**Gestellte Aufgabe**
Zitiere aus dem Text über Kindernamen wörtlich die Stelle von „Ich bin sogar“ bis „völlig anders ein.“.

**Vorliegender Text**
• • • • • • •
Ich bin sogar ganz fest der Überzeugung, dass dies so ist und diese Studie wundert mich überhaupt nicht. Wobei man es als Lehrer nie öffentlich zugeben würde, oder als Kindergartenpädagogin, aber man urteilt wirklich anders. Ich weiß das noch aus meiner Praxiszeit im Kindergarten. Wenn ein Kind mit einem Namen eines Stars daher kam, verdrehte ich obligatorisch die Augen und obwohl es eigentlich unfair ist, stufte ich die Kinder mit solchen Namen völlig anders ein.

Traurig finde ich, dass meine Vermutung sich durch diese Studie bestätigt hat. Bislang dachte ich, dass ich mit meiner Annahme falsch liege. Es ist aber dennoch auffällig, dass die Namen in den sozialen Schichten wirklich total voneinander abweichen. Also dass mir selber auch auffällt, dass in den sozialen Unterschichten vermehrt diese Prominentennamen gegeben werden und in den studierten Schichten eher alltägliche Namen.

» nordseekrabbe » Beiträge: » Talkpoints: Gesperrt »


So Leid mir das wirklich tut, aber ich muss Wirreszeug hier wirklich zustimmen. Ich bin in meiner eigenen Schulzeit, meiner Ausbildung und verschiedenen Praktika in Kindergärten und anderen Jugendeinrichtungen auch vielen solchen Kindern begegnet und mir fällt momentan kein einzigster Kevin ein, der aus gutem Elternhaus stammte, der lieb und wohlerzogen war.

Die frechesten Kinder in Kindergarten und Schule heißen meistens Kevin, Jason, Stanley, etc. Nicht, dass ich diese Kinder abgelehnt hätte, aber man hat ganz eindeutig einen Verhaltensunterschied zu anderen Kindern erkennen können. Das war aber auch kein Wunder, die Eltern waren entweder Arbeitsverweigerer, Vorbestrafte, Rechtsradikale, alkoholabhängig und fast immer relativ jung Vater und Mutter geworden. Ein Kevin, den ich kannte, kam aber sogar aus einer recht wohlhabenden Familie. Letztendlich hatte er aber bald ein Verfahren wegen mehrfachen Diebstahls am Hals und war auch sonst kein ehrlicher und aufrichtiger Mensch.
• • • • • • •
(Einträge aus einem Datensatz)
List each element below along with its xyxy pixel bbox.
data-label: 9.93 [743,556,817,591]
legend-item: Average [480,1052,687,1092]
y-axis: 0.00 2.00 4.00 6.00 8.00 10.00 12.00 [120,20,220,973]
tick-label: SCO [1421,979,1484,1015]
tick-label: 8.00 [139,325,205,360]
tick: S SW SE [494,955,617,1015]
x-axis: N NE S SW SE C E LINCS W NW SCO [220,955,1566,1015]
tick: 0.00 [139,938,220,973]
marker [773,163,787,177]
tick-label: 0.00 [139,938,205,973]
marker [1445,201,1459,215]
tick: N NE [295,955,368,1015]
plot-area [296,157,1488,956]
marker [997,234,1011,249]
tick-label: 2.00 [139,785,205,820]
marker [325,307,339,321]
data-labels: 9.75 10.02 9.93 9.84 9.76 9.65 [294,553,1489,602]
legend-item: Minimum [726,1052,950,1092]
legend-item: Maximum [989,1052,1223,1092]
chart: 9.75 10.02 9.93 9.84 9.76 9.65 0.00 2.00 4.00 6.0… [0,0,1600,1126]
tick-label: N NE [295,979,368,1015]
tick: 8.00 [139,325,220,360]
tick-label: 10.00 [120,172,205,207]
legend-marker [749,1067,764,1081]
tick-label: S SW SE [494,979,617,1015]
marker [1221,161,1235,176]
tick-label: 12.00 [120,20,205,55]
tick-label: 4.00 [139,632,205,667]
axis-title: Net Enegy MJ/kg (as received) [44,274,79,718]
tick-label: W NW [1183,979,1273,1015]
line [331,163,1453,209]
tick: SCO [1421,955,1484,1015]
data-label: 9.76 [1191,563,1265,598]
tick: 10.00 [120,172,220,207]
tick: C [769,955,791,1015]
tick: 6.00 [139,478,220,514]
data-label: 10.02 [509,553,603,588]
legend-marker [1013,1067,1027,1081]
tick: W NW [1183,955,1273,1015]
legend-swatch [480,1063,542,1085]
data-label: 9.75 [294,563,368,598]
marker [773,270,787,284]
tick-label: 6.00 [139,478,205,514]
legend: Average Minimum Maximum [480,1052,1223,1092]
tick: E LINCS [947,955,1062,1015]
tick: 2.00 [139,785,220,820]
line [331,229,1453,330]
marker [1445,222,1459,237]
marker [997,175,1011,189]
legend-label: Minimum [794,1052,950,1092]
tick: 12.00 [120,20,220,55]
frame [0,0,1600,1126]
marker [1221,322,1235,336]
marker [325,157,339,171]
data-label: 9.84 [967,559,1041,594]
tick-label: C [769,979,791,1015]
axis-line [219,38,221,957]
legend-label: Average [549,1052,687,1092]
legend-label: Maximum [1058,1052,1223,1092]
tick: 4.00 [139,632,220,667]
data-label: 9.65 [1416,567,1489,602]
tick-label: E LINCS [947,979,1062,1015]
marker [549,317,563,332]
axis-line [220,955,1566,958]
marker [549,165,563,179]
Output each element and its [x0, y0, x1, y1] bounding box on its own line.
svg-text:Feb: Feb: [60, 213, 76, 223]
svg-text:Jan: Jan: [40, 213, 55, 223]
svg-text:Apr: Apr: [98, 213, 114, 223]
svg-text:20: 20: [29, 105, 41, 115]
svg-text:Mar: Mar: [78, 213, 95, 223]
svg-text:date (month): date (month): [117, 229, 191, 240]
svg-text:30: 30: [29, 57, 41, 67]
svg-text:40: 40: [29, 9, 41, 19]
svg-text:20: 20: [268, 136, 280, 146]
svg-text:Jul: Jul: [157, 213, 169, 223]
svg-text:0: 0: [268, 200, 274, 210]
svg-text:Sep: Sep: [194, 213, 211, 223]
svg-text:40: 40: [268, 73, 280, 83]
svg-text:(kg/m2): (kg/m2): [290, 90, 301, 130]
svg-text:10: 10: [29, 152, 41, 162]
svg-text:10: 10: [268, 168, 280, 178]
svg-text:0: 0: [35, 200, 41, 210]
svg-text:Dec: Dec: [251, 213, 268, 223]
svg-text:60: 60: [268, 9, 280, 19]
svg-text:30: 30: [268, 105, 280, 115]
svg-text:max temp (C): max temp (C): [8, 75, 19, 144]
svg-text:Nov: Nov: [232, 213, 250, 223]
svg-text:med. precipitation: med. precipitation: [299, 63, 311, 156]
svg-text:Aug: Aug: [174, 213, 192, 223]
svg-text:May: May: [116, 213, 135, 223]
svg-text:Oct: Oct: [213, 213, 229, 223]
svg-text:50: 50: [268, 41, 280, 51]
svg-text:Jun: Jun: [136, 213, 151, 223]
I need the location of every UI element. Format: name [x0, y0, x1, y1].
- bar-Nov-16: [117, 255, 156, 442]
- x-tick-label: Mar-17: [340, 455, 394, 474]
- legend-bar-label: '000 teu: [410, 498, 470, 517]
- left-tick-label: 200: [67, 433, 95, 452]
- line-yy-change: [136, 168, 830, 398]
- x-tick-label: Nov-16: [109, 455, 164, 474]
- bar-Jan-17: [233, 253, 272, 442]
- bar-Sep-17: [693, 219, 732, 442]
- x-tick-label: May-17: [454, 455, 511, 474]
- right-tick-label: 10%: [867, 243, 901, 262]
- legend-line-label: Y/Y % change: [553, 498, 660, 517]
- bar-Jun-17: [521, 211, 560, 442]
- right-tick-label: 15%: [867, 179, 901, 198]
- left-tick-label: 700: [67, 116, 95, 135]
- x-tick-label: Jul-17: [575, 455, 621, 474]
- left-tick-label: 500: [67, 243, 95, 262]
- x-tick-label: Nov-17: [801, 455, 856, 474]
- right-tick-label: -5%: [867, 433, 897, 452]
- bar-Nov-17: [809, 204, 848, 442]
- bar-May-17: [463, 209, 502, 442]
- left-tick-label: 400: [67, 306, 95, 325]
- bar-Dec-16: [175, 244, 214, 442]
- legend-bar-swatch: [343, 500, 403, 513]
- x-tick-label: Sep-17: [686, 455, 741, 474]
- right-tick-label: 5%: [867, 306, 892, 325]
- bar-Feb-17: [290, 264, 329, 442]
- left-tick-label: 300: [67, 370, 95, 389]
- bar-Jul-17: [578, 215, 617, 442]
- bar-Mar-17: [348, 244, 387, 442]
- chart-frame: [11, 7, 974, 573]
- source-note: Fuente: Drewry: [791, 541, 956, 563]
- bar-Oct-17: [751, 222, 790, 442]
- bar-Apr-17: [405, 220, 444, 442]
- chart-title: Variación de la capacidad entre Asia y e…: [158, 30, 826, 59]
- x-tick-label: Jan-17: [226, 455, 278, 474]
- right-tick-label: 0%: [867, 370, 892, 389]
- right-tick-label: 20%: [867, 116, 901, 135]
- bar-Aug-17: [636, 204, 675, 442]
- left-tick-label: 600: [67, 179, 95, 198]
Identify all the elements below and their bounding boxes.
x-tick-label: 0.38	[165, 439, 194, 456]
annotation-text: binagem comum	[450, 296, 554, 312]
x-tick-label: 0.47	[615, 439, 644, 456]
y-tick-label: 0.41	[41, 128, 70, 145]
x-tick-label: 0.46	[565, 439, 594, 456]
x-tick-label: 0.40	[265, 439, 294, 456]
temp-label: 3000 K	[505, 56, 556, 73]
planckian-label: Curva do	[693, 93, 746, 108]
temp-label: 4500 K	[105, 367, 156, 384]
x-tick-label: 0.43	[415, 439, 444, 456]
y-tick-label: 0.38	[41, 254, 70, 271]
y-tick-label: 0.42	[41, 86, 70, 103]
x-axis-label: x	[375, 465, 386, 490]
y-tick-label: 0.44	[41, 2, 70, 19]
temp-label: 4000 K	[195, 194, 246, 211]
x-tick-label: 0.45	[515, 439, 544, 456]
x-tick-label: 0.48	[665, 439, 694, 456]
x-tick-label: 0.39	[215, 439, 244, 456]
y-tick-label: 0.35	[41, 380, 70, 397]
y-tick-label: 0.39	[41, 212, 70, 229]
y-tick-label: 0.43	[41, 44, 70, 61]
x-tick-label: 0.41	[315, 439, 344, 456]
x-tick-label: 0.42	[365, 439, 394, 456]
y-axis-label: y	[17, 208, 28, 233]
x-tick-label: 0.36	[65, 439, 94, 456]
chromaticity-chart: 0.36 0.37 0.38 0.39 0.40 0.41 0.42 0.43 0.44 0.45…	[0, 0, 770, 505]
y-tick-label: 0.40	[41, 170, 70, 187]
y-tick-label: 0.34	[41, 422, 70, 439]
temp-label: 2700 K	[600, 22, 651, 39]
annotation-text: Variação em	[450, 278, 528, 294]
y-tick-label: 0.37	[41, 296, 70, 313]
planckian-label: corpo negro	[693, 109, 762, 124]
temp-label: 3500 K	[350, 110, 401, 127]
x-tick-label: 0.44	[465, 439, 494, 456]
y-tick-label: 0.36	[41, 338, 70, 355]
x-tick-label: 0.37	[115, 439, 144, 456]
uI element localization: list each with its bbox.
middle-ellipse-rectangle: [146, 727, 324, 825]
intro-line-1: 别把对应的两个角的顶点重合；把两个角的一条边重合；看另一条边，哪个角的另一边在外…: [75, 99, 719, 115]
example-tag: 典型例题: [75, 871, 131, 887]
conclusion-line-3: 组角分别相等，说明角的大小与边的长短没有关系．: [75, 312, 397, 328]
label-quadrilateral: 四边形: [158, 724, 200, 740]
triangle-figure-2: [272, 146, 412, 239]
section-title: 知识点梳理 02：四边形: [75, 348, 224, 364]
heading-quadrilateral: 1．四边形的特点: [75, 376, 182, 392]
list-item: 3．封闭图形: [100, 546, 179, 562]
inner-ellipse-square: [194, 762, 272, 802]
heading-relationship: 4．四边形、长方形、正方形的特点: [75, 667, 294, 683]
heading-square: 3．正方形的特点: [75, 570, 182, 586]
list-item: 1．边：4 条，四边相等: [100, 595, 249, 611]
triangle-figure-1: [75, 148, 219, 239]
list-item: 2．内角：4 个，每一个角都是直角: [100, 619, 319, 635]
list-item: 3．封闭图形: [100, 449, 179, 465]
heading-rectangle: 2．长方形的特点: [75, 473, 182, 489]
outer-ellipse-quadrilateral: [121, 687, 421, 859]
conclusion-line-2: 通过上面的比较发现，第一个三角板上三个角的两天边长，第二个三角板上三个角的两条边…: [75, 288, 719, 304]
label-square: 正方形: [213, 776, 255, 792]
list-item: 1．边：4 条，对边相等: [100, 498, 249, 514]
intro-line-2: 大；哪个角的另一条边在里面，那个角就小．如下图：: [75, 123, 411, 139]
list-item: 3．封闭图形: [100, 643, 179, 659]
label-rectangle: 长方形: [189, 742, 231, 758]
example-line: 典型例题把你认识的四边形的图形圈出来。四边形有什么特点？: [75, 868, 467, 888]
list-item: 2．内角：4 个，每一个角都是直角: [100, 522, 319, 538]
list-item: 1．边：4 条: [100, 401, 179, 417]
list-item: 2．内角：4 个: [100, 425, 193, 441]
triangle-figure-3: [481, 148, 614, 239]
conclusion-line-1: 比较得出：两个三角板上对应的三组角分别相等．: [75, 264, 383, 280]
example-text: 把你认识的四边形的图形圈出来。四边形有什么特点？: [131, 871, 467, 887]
• • • • • • •
**Endgültige Antwort**
Ich bin sogar ganz fest der Überzeugung, dass dies so ist und diese Studie wundert mich überhaupt nicht. Wobei man es als Lehrer nie öffentlich zugeben würde, oder als Kindergartenpädagogin, aber man urteilt wirklich anders. Ich weiß das noch aus meiner Praxiszeit im Kindergarten. Wenn ein Kind mit einem Namen eines Stars daher kam, verdrehte ich obligatorisch die Augen und obwohl es eigentlich unfair ist, stufte ich die Kinder mit solchen Namen völlig anders ein.